■ Entries supplied:

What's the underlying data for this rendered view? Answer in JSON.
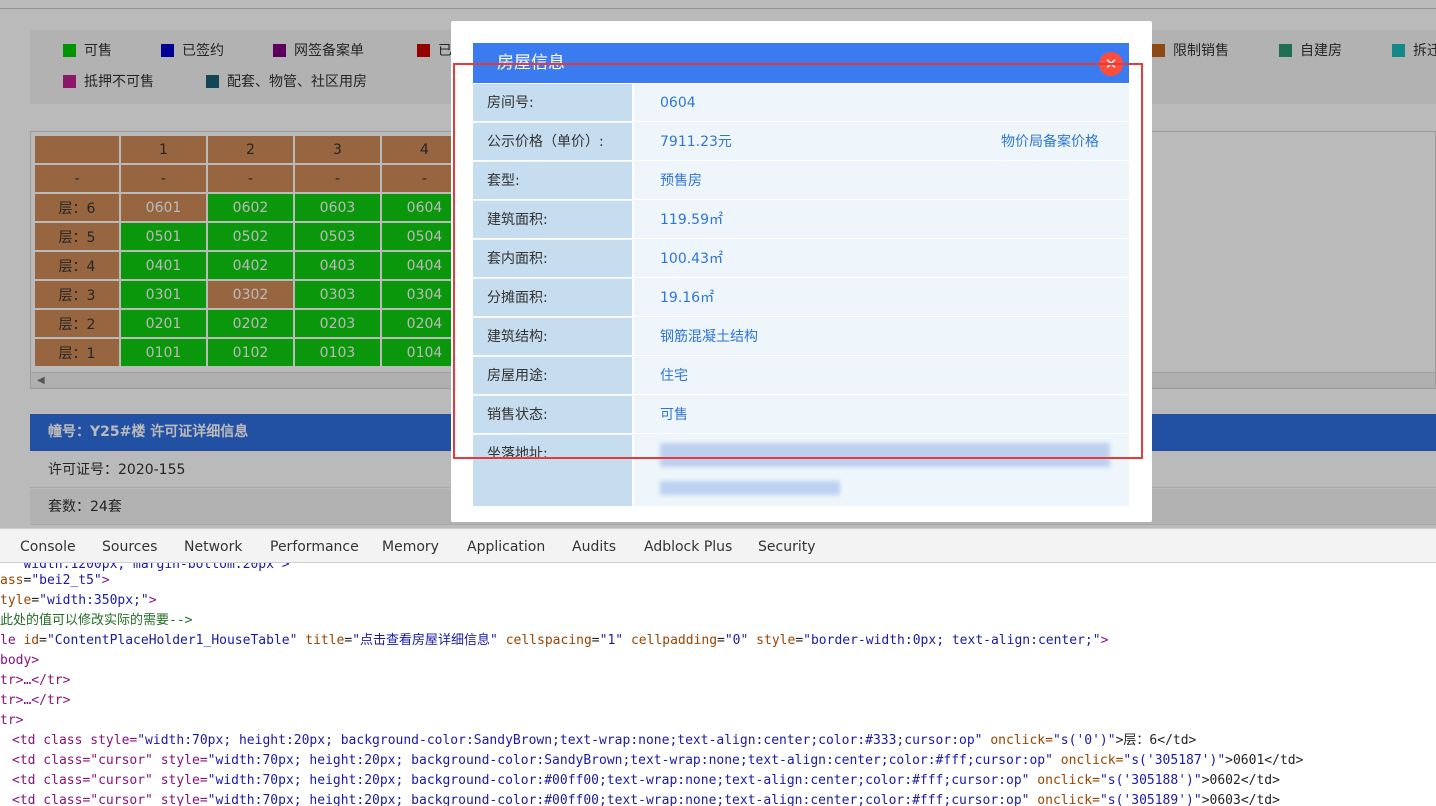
{
  "legend": {
    "row1": [
      {
        "label": "可售",
        "color": "#00cc00"
      },
      {
        "label": "已签约",
        "color": "#0000cc"
      },
      {
        "label": "网签备案单",
        "color": "#800080"
      },
      {
        "label": "已",
        "color": "#cc0000"
      },
      {
        "label": "限制销售",
        "color": "#c0641c"
      },
      {
        "label": "自建房",
        "color": "#2b9a72"
      },
      {
        "label": "拆迁",
        "color": "#1cbcbc"
      }
    ],
    "row2": [
      {
        "label": "抵押不可售",
        "color": "#c0208c"
      },
      {
        "label": "配套、物管、社区用房",
        "color": "#1a6078"
      }
    ]
  },
  "house_table": {
    "header": [
      "",
      "1",
      "2",
      "3",
      "4"
    ],
    "subheader": [
      "-",
      "-",
      "-",
      "-",
      "-"
    ],
    "rows": [
      {
        "floor": "层：6",
        "units": [
          {
            "no": "0601",
            "status": "sold"
          },
          {
            "no": "0602",
            "status": "avail"
          },
          {
            "no": "0603",
            "status": "avail"
          },
          {
            "no": "0604",
            "status": "avail"
          }
        ]
      },
      {
        "floor": "层：5",
        "units": [
          {
            "no": "0501",
            "status": "avail"
          },
          {
            "no": "0502",
            "status": "avail"
          },
          {
            "no": "0503",
            "status": "avail"
          },
          {
            "no": "0504",
            "status": "avail"
          }
        ]
      },
      {
        "floor": "层：4",
        "units": [
          {
            "no": "0401",
            "status": "avail"
          },
          {
            "no": "0402",
            "status": "avail"
          },
          {
            "no": "0403",
            "status": "avail"
          },
          {
            "no": "0404",
            "status": "avail"
          }
        ]
      },
      {
        "floor": "层：3",
        "units": [
          {
            "no": "0301",
            "status": "avail"
          },
          {
            "no": "0302",
            "status": "sold"
          },
          {
            "no": "0303",
            "status": "avail"
          },
          {
            "no": "0304",
            "status": "avail"
          }
        ]
      },
      {
        "floor": "层：2",
        "units": [
          {
            "no": "0201",
            "status": "avail"
          },
          {
            "no": "0202",
            "status": "avail"
          },
          {
            "no": "0203",
            "status": "avail"
          },
          {
            "no": "0204",
            "status": "avail"
          }
        ]
      },
      {
        "floor": "层：1",
        "units": [
          {
            "no": "0101",
            "status": "avail"
          },
          {
            "no": "0102",
            "status": "avail"
          },
          {
            "no": "0103",
            "status": "avail"
          },
          {
            "no": "0104",
            "status": "avail"
          }
        ]
      }
    ]
  },
  "building": {
    "title": "幢号：Y25#楼 许可证详细信息",
    "permit_label": "许可证号：",
    "permit_value": "2020-155",
    "units_label": "套数：",
    "units_value": "24套"
  },
  "modal": {
    "title": "房屋信息",
    "close_icon": "close-icon",
    "rows": [
      {
        "label": "房间号:",
        "value": "0604"
      },
      {
        "label": "公示价格（单价）:",
        "value": "7911.23元",
        "extra": "物价局备案价格"
      },
      {
        "label": "套型:",
        "value": "预售房"
      },
      {
        "label": "建筑面积:",
        "value": "119.59㎡"
      },
      {
        "label": "套内面积:",
        "value": "100.43㎡"
      },
      {
        "label": "分摊面积:",
        "value": "19.16㎡"
      },
      {
        "label": "建筑结构:",
        "value": "钢筋混凝土结构"
      },
      {
        "label": "房屋用途:",
        "value": "住宅"
      },
      {
        "label": "销售状态:",
        "value": "可售"
      },
      {
        "label": "坐落地址:",
        "value": ""
      }
    ]
  },
  "devtools": {
    "tabs": [
      "Console",
      "Sources",
      "Network",
      "Performance",
      "Memory",
      "Application",
      "Audits",
      "Adblock Plus",
      "Security"
    ]
  },
  "code": {
    "l0": "   width:1200px; margin-bottom:20px\">",
    "l1_attr": "ass",
    "l1_val": "\"bei2_t5\"",
    "l2_attr": "tyle",
    "l2_val": "\"width:350px;\"",
    "l3": "此处的值可以修改实际的需要-->",
    "l4_tag": "le",
    "l4_id_attr": "id",
    "l4_id_val": "\"ContentPlaceHolder1_HouseTable\"",
    "l4_title_attr": "title",
    "l4_title_val": "\"点击查看房屋详细信息\"",
    "l4_cs_attr": "cellspacing",
    "l4_cs_val": "\"1\"",
    "l4_cp_attr": "cellpadding",
    "l4_cp_val": "\"0\"",
    "l4_st_attr": "style",
    "l4_st_val": "\"border-width:0px; text-align:center;\"",
    "l5": "body>",
    "l6": "tr>…</tr>",
    "l7": "tr>…</tr>",
    "l8": "tr>",
    "l9_pre": "<td class style=",
    "l9_val": "\"width:70px; height:20px; background-color:SandyBrown;text-wrap:none;text-align:center;color:#333;cursor:op\"",
    "l9_oc": " onclick=",
    "l9_ocv": "\"s('0')\"",
    "l9_text": ">层：6</td>",
    "l10_pre": "<td class=\"cursor\" style=",
    "l10_val": "\"width:70px; height:20px; background-color:SandyBrown;text-wrap:none;text-align:center;color:#fff;cursor:op\"",
    "l10_oc": " onclick=",
    "l10_ocv": "\"s('305187')\"",
    "l10_text": ">0601</td>",
    "l11_pre": "<td class=\"cursor\" style=",
    "l11_val": "\"width:70px; height:20px; background-color:#00ff00;text-wrap:none;text-align:center;color:#fff;cursor:op\"",
    "l11_oc": " onclick=",
    "l11_ocv": "\"s('305188')\"",
    "l11_text": ">0602</td>",
    "l12_pre": "<td class=\"cursor\" style=",
    "l12_val": "\"width:70px; height:20px; background-color:#00ff00;text-wrap:none;text-align:center;color:#fff;cursor:op\"",
    "l12_oc": " onclick=",
    "l12_ocv": "\"s('305189')\"",
    "l12_text": ">0603</td>"
  }
}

■ Prompt:
Copy all lines of the material above where the string "onclick" occurs.

■ Response to this task:
    "l9_oc": " onclick=",
    "l10_oc": " onclick=",
    "l11_oc": " onclick=",
    "l12_oc": " onclick=",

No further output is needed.